What you should do. Find and copy lines holding "your".
----------------------------------------
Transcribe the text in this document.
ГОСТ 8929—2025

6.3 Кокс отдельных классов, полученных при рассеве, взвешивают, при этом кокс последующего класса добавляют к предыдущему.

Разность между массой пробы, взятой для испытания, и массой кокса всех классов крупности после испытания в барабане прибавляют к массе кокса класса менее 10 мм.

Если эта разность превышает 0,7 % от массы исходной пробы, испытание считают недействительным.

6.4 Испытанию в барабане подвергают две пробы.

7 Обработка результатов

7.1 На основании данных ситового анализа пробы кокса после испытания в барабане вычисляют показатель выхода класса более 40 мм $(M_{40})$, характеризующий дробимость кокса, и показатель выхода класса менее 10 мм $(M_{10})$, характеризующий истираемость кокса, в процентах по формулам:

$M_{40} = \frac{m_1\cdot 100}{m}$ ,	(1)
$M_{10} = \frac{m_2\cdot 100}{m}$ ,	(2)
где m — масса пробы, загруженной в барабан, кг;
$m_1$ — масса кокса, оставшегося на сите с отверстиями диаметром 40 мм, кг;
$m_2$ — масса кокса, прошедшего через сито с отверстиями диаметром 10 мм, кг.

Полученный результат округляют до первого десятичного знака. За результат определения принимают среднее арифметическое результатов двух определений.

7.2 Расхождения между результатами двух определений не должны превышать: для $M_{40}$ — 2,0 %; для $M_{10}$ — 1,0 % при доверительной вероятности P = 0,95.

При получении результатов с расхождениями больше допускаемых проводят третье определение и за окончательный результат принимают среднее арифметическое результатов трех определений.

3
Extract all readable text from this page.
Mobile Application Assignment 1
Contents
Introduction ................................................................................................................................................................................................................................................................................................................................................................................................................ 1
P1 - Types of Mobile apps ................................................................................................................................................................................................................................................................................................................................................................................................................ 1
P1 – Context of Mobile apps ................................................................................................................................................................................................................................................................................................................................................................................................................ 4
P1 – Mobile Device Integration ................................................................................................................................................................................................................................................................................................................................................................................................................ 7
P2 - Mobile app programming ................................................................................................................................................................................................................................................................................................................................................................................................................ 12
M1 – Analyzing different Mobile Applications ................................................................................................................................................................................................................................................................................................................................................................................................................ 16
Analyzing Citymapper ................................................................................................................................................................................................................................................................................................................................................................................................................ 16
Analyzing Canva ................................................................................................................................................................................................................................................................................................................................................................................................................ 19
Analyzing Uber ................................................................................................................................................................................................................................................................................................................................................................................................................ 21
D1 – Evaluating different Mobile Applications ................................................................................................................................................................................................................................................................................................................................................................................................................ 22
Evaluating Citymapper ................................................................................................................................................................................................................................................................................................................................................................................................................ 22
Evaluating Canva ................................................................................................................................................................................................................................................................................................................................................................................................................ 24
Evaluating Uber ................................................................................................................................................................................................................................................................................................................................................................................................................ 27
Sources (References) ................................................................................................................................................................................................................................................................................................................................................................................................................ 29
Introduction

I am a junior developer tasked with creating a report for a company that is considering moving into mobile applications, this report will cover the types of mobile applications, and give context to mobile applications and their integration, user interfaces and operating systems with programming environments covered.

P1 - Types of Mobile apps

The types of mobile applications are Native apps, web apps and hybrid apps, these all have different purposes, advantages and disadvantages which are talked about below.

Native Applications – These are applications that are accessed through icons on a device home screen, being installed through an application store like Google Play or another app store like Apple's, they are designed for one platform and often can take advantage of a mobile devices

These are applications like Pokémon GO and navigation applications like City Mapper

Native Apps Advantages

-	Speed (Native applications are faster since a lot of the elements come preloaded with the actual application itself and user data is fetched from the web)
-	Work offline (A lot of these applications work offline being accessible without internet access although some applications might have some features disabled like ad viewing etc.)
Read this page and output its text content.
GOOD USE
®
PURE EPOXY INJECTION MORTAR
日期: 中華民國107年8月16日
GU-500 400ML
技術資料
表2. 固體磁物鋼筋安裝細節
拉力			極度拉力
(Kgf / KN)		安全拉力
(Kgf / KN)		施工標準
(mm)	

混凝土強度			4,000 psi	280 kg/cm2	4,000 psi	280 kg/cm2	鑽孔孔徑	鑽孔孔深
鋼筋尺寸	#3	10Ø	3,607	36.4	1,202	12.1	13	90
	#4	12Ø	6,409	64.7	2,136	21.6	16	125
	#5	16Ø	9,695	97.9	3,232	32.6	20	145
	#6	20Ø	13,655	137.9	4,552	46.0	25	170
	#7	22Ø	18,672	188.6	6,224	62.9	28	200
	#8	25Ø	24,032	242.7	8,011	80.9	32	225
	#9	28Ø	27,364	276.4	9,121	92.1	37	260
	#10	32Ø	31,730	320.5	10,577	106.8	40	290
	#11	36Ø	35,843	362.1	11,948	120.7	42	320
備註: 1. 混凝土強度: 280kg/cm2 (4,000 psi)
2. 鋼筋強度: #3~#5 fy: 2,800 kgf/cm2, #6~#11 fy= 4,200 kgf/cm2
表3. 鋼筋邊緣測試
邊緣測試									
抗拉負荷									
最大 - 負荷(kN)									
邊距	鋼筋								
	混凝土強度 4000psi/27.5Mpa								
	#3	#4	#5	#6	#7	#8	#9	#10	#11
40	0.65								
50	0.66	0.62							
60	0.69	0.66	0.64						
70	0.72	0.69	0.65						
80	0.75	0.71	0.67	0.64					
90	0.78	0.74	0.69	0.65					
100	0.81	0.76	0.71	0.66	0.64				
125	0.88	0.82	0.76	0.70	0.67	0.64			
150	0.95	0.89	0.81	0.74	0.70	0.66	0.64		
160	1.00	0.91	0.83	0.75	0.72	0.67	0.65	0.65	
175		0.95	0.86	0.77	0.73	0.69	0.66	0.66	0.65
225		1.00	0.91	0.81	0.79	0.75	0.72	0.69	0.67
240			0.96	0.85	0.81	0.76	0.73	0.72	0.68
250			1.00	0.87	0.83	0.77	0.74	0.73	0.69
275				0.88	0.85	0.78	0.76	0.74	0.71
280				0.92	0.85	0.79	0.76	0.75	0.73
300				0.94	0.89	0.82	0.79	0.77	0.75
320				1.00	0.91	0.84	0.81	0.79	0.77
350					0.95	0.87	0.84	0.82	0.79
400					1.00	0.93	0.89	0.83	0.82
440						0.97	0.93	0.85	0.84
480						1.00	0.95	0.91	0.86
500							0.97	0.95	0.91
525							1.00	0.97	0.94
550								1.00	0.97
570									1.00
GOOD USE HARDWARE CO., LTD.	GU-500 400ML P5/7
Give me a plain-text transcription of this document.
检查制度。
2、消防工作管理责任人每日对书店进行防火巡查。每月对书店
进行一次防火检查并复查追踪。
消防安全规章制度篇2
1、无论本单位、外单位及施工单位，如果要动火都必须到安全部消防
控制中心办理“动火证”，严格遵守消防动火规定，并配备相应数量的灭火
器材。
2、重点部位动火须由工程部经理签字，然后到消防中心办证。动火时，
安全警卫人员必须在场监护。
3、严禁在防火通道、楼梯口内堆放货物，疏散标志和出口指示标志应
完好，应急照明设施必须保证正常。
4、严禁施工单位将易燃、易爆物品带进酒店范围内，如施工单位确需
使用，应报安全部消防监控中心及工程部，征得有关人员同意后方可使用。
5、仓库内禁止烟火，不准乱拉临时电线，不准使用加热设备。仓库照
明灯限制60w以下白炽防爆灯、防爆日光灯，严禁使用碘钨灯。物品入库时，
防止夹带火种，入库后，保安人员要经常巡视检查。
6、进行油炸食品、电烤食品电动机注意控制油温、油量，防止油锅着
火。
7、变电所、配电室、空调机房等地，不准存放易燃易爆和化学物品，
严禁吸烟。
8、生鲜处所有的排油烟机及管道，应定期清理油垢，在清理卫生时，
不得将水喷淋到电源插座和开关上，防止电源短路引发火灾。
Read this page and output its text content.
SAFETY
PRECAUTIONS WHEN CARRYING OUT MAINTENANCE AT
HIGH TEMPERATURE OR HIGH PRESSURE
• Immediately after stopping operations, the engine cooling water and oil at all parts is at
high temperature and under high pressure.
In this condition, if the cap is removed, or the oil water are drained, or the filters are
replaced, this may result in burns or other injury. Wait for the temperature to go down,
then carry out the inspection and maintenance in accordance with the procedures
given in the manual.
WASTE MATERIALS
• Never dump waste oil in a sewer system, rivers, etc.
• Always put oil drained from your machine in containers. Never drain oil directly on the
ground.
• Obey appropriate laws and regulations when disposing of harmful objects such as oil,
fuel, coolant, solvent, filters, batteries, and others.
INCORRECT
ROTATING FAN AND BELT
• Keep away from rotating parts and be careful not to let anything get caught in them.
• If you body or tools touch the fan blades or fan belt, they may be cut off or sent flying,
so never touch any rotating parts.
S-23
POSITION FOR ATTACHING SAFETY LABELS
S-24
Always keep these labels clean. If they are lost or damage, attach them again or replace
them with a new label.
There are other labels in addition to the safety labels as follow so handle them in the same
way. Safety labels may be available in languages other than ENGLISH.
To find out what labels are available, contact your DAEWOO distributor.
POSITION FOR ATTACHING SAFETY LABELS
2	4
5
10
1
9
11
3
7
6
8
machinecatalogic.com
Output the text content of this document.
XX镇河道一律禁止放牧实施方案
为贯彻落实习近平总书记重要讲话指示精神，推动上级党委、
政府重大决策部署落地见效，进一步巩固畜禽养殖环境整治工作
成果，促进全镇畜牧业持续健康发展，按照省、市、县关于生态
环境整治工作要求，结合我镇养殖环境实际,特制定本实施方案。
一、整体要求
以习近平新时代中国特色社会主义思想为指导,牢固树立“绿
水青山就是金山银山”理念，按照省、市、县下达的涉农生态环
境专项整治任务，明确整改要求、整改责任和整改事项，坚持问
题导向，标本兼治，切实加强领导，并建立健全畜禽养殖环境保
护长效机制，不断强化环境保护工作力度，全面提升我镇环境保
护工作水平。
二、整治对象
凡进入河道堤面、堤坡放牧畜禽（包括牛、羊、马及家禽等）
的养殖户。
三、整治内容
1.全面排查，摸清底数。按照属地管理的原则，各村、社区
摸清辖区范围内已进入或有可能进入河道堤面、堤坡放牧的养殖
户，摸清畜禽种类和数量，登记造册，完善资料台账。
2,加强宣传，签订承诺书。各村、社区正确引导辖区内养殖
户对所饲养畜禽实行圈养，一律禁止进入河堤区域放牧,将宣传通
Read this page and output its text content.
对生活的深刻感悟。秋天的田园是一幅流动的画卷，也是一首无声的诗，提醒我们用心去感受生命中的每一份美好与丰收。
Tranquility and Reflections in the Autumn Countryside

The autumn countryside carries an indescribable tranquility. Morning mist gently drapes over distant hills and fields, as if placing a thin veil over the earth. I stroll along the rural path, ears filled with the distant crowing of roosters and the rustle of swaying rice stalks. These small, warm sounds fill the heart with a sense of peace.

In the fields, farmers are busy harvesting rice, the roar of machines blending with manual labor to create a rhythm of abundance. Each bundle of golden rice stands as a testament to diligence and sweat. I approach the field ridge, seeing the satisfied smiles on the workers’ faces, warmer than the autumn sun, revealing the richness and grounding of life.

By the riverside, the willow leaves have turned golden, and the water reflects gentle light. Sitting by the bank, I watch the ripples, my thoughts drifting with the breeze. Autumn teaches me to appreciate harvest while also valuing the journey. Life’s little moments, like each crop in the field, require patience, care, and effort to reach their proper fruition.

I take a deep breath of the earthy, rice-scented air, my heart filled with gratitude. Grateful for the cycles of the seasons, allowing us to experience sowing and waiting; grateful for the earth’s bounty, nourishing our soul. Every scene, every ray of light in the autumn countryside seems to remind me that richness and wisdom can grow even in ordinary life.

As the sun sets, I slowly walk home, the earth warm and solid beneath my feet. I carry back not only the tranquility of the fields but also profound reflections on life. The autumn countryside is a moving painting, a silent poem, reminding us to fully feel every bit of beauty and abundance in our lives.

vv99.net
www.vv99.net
----------------------------------------
Completed task.
• Always put oil drained from your machine in containers. Never drain oil directly on the
To find out what labels are available, contact your DAEWOO distributor.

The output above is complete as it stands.